# [SHORT PROBLEM]
Select and copy out every line in the records containing "Solo".

-- BEGIN --

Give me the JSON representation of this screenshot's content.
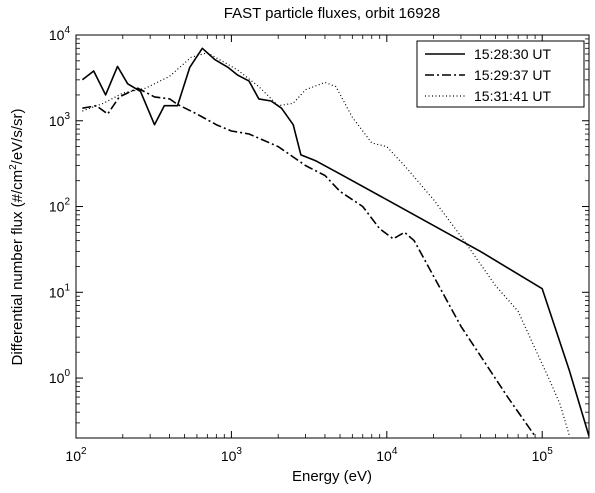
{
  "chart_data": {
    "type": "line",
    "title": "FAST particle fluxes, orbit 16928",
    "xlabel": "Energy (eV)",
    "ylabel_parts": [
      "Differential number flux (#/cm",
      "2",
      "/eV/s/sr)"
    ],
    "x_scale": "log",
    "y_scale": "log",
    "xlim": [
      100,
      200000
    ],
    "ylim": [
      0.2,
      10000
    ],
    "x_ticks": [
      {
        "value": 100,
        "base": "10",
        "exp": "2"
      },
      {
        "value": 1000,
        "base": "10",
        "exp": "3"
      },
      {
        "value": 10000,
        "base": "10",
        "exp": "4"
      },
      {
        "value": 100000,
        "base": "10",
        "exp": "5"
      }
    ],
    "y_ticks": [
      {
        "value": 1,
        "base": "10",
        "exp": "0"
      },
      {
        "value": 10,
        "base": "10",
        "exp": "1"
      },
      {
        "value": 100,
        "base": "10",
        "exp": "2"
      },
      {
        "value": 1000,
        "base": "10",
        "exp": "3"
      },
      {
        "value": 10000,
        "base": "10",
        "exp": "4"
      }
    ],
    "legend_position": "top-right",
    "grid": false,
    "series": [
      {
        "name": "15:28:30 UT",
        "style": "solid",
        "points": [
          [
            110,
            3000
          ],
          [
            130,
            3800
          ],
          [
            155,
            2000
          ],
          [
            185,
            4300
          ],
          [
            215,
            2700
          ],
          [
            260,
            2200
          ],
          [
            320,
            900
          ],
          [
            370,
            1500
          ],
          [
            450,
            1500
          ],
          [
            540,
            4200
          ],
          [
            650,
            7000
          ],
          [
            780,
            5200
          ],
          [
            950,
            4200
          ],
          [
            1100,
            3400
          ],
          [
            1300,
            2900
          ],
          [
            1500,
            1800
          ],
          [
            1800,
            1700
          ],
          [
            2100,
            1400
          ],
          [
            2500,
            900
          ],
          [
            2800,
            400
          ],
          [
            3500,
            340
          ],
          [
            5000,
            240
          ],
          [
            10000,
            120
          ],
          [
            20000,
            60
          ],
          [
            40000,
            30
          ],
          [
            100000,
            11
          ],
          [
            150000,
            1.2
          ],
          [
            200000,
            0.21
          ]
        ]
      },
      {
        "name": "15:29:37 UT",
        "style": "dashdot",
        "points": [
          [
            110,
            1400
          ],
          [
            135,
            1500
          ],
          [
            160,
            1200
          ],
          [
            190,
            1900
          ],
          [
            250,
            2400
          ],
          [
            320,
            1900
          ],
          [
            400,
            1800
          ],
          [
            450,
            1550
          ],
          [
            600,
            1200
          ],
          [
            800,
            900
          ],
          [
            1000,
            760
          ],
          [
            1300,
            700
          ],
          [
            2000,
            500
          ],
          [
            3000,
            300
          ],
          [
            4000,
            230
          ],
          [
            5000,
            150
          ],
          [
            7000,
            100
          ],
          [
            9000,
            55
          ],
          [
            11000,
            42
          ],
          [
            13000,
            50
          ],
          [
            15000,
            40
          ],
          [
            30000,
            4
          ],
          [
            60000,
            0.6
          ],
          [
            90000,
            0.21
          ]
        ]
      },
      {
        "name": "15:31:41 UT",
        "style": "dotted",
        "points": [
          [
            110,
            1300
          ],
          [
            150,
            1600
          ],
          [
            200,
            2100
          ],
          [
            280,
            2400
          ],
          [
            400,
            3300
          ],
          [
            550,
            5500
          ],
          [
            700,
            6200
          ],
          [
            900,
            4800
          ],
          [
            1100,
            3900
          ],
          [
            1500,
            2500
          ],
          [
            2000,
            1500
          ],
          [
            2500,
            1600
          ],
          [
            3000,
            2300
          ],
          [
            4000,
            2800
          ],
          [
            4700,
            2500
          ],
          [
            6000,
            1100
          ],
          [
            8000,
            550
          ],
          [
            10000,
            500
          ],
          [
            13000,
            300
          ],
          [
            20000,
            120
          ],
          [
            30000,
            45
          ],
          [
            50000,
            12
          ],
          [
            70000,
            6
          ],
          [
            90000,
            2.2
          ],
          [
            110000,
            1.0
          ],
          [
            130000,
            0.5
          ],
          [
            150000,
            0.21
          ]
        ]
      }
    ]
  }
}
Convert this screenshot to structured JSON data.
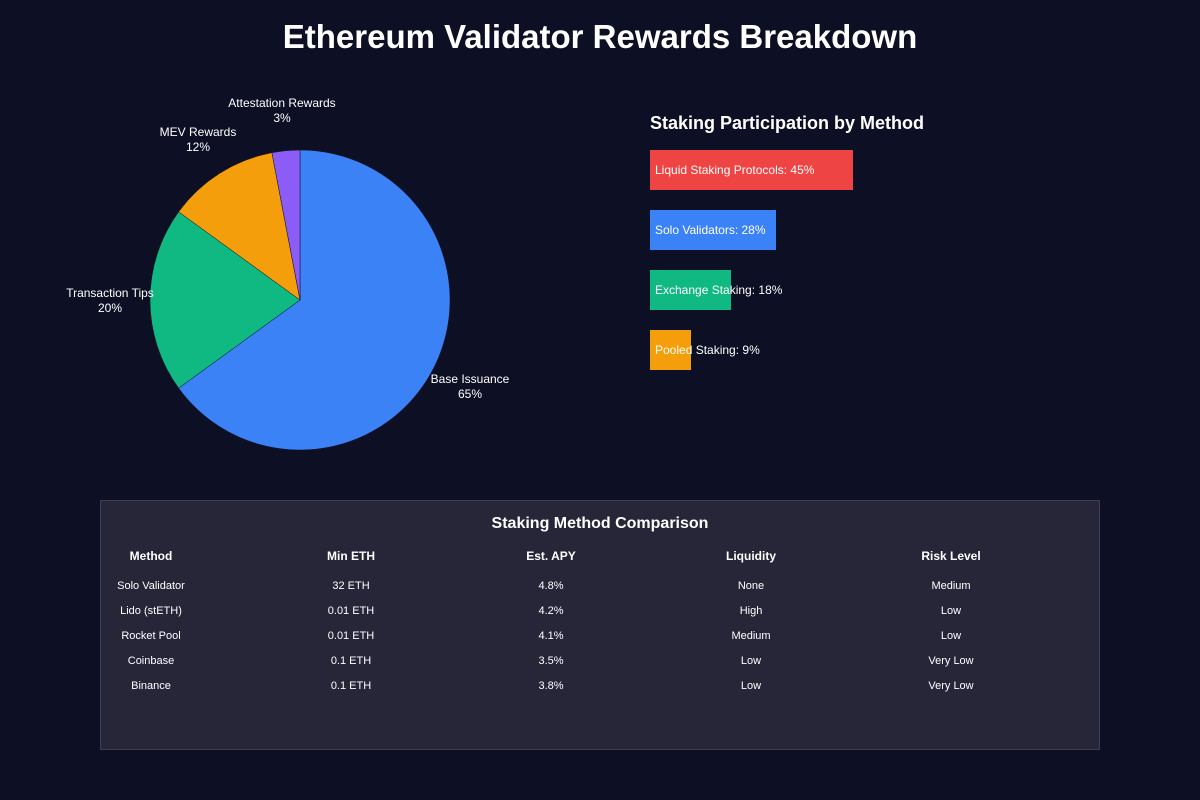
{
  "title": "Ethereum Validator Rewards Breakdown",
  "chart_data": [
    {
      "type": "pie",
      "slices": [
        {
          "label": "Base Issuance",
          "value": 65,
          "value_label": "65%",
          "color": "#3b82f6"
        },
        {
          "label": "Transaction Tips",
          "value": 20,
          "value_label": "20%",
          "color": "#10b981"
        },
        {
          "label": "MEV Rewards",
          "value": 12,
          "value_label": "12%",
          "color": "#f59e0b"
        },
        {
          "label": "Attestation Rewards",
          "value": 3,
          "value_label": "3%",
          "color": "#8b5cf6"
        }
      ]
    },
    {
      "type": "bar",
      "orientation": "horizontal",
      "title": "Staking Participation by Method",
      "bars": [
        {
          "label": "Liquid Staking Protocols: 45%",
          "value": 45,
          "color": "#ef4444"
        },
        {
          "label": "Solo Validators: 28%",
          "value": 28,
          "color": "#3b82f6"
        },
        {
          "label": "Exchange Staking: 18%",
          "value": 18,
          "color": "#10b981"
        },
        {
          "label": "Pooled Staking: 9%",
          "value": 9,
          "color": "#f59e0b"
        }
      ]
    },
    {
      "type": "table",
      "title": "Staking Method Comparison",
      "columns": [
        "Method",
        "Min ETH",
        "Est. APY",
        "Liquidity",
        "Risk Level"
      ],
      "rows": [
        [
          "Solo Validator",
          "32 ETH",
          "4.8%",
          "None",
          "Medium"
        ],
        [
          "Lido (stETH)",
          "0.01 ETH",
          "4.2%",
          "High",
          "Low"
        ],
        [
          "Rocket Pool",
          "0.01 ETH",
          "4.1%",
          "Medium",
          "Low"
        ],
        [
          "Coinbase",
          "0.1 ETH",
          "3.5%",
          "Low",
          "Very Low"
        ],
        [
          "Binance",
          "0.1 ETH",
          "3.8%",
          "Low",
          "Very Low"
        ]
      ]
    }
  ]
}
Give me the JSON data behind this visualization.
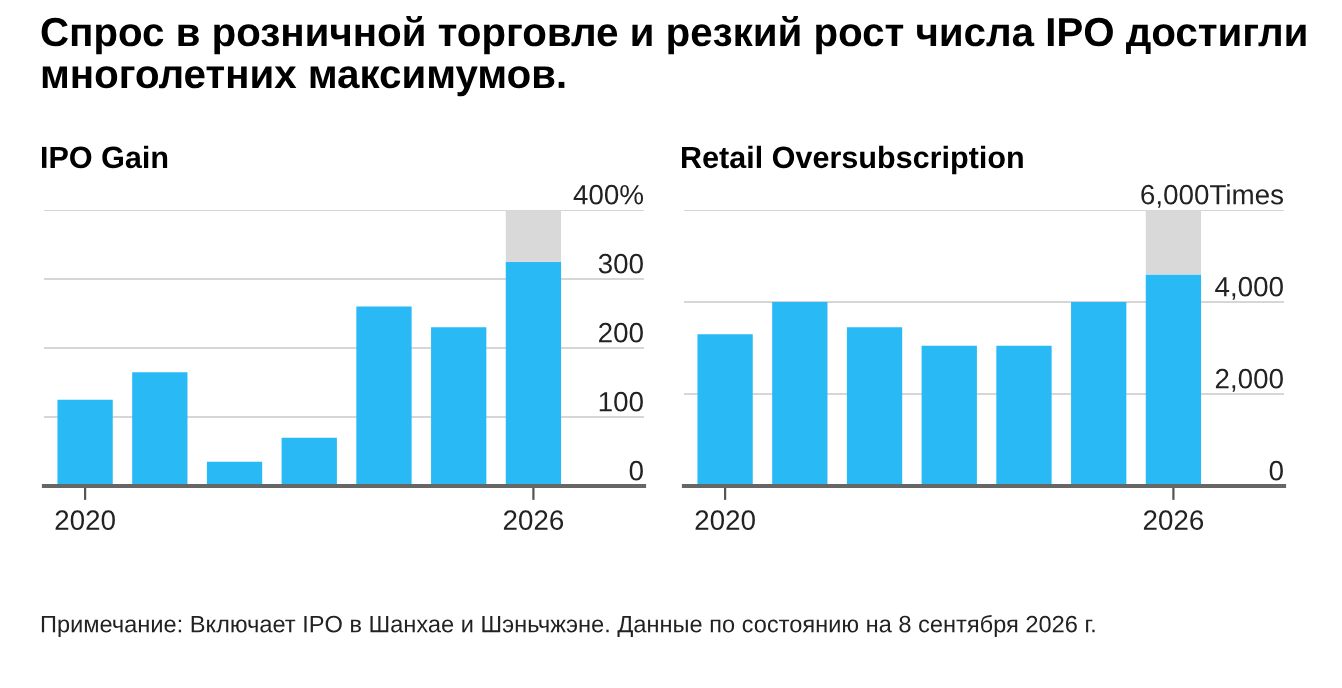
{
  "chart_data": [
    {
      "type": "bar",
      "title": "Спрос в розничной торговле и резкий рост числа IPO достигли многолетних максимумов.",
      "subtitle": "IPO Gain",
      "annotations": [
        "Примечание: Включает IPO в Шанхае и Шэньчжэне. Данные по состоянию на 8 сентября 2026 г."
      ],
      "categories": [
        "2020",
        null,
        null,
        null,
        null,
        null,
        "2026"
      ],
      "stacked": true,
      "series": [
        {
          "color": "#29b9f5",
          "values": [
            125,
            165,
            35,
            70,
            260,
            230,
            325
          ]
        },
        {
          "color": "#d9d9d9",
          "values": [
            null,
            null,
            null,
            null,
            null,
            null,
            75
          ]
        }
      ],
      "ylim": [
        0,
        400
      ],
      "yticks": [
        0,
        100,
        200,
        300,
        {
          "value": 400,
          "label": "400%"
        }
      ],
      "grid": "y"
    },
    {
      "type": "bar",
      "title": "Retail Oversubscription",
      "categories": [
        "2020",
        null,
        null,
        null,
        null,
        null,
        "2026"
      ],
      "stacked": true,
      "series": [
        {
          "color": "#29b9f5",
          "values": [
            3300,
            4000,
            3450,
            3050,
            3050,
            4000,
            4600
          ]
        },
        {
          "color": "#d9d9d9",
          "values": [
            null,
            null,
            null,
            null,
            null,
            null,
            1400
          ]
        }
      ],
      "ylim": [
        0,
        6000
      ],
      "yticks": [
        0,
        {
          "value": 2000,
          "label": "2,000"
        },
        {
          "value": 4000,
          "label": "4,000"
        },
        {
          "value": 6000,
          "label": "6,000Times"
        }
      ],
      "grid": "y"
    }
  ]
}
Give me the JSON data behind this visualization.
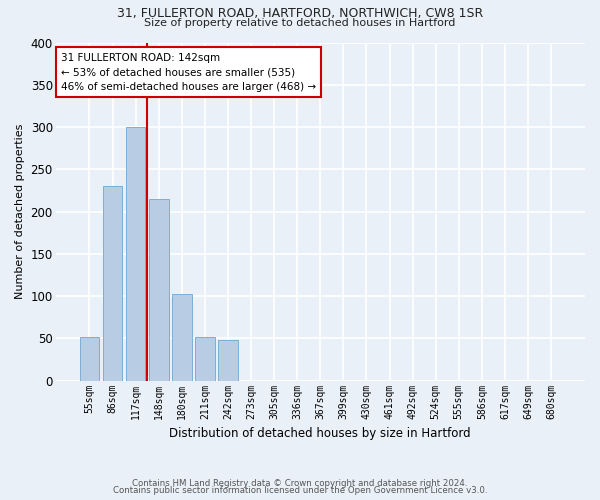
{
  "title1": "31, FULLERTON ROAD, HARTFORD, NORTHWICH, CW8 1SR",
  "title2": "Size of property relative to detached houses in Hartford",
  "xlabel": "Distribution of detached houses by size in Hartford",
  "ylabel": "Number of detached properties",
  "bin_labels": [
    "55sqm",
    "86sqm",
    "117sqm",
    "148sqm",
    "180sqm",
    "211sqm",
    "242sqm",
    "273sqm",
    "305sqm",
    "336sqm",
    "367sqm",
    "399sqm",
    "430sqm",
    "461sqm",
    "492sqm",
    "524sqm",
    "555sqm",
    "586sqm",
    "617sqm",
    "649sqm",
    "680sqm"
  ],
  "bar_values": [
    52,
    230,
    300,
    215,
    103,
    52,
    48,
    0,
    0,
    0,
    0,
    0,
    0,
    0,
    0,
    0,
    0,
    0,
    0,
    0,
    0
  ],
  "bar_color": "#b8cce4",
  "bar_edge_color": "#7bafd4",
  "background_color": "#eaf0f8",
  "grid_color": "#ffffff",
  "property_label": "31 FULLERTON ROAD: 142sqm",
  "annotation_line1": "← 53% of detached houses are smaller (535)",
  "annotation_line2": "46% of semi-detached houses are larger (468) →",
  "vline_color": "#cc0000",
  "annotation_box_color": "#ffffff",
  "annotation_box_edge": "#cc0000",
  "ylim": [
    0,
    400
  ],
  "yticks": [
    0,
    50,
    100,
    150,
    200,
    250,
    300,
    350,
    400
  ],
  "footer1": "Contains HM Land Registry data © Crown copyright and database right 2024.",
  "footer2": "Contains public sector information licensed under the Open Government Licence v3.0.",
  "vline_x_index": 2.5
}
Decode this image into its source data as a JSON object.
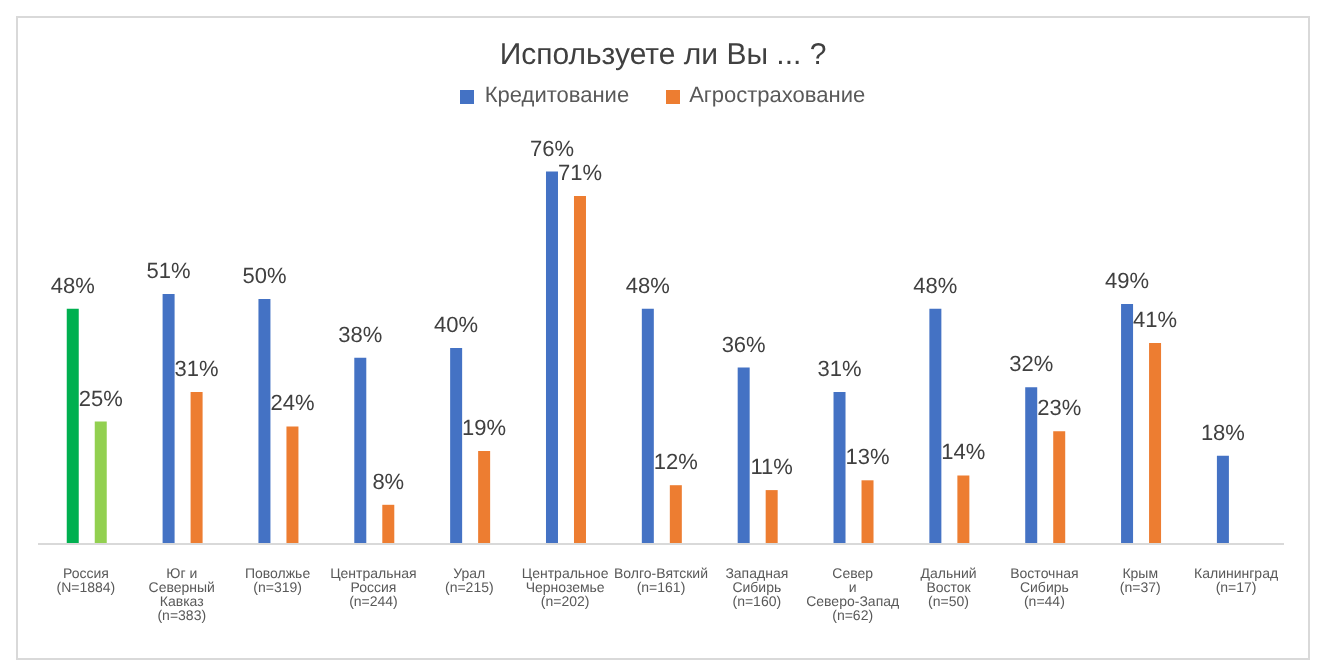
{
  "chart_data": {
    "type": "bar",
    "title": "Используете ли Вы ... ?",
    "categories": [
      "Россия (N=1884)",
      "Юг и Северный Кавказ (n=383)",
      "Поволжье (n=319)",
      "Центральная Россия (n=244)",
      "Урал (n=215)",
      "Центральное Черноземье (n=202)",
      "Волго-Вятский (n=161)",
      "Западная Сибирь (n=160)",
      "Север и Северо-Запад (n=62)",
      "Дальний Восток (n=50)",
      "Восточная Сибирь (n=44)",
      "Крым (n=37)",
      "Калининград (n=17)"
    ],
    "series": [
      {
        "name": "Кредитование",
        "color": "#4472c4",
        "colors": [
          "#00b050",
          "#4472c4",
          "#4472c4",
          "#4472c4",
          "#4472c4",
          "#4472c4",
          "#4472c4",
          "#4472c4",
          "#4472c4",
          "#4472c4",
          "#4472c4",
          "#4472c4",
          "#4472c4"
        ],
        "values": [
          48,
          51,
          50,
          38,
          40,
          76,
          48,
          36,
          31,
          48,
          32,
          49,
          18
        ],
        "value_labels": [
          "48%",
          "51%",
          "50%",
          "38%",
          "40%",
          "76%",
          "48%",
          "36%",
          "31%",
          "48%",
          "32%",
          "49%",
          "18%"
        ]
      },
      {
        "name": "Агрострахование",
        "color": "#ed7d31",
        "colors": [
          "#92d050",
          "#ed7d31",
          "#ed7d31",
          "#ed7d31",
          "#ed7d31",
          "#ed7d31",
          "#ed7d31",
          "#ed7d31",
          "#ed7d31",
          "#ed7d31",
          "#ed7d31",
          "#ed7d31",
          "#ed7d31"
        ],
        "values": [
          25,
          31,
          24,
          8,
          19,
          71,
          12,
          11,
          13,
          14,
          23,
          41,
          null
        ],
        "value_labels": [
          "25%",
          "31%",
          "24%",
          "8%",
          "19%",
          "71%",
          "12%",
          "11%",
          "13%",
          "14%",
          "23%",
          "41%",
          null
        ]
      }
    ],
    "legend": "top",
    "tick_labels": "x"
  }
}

-- END --

# [TASK RESULT]
          "label": "Solo Validators: 28%",
          "Solo Validator",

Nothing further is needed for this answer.